**EXERCISE INSTRUCTIONS:** Would you retype all of these records exactly?

[Excerpt from a dataset]
▼▼▼

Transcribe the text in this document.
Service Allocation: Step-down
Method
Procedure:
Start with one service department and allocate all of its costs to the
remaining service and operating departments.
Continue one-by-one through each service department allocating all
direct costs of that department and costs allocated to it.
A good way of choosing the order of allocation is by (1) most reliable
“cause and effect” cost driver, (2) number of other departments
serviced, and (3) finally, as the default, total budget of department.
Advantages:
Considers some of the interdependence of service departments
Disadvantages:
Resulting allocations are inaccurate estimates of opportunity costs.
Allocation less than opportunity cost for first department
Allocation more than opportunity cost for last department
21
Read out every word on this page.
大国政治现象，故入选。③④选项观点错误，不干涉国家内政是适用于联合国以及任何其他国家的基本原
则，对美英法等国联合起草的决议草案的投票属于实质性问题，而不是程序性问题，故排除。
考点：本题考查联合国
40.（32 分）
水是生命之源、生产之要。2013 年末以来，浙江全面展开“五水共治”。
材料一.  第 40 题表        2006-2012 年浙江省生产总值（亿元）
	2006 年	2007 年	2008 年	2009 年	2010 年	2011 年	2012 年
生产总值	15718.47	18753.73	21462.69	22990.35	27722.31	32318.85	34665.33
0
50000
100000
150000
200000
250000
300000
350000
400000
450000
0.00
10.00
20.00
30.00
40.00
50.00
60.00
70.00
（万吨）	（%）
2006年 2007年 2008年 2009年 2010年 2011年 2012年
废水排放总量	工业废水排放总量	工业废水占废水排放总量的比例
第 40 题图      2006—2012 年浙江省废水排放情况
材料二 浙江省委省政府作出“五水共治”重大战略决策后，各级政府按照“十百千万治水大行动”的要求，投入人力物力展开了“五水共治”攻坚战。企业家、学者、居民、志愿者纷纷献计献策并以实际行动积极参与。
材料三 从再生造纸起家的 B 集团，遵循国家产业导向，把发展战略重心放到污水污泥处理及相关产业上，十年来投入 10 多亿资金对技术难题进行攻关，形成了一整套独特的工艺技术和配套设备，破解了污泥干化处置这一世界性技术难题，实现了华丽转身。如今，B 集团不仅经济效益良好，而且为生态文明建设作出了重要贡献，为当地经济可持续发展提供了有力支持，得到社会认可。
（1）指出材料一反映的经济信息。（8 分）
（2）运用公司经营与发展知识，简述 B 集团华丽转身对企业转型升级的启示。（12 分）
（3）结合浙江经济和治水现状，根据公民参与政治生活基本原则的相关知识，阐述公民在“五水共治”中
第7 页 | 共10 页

▲▲▲

**TASK RESULT:**
Transcribe the text in this document.
Service Allocation: Step-down
Method
Procedure:
Start with one service department and allocate all of its costs to the
remaining service and operating departments.
Continue one-by-one through each service department allocating all
direct costs of that department and costs allocated to it.
A good way of choosing the order of allocation is by (1) most reliable
“cause and effect” cost driver, (2) number of other departments
serviced, and (3) finally, as the default, total budget of department.
Advantages:
Considers some of the interdependence of service departments
Disadvantages:
Resulting allocations are inaccurate estimates of opportunity costs.
Allocation less than opportunity cost for first department
Allocation more than opportunity cost for last department
21
Read out every word on this page.
大国政治现象，故入选。③④选项观点错误，不干涉国家内政是适用于联合国以及任何其他国家的基本原
则，对美英法等国联合起草的决议草案的投票属于实质性问题，而不是程序性问题，故排除。
考点：本题考查联合国
40.（32 分）
水是生命之源、生产之要。2013 年末以来，浙江全面展开“五水共治”。
材料一.  第 40 题表        2006-2012 年浙江省生产总值（亿元）
	2006 年	2007 年	2008 年	2009 年	2010 年	2011 年	2012 年
生产总值	15718.47	18753.73	21462.69	22990.35	27722.31	32318.85	34665.33
0
50000
100000
150000
200000
250000
300000
350000
400000
450000
0.00
10.00
20.00
30.00
40.00
50.00
60.00
70.00
（万吨）	（%）
2006年 2007年 2008年 2009年 2010年 2011年 2012年
废水排放总量	工业废水排放总量	工业废水占废水排放总量的比例
第 40 题图      2006—2012 年浙江省废水排放情况
材料二 浙江省委省政府作出“五水共治”重大战略决策后，各级政府按照“十百千万治水大行动”的要求，投入人力物力展开了“五水共治”攻坚战。企业家、学者、居民、志愿者纷纷献计献策并以实际行动积极参与。
材料三 从再生造纸起家的 B 集团，遵循国家产业导向，把发展战略重心放到污水污泥处理及相关产业上，十年来投入 10 多亿资金对技术难题进行攻关，形成了一整套独特的工艺技术和配套设备，破解了污泥干化处置这一世界性技术难题，实现了华丽转身。如今，B 集团不仅经济效益良好，而且为生态文明建设作出了重要贡献，为当地经济可持续发展提供了有力支持，得到社会认可。
（1）指出材料一反映的经济信息。（8 分）
（2）运用公司经营与发展知识，简述 B 集团华丽转身对企业转型升级的启示。（12 分）
（3）结合浙江经济和治水现状，根据公民参与政治生活基本原则的相关知识，阐述公民在“五水共治”中
第7 页 | 共10 页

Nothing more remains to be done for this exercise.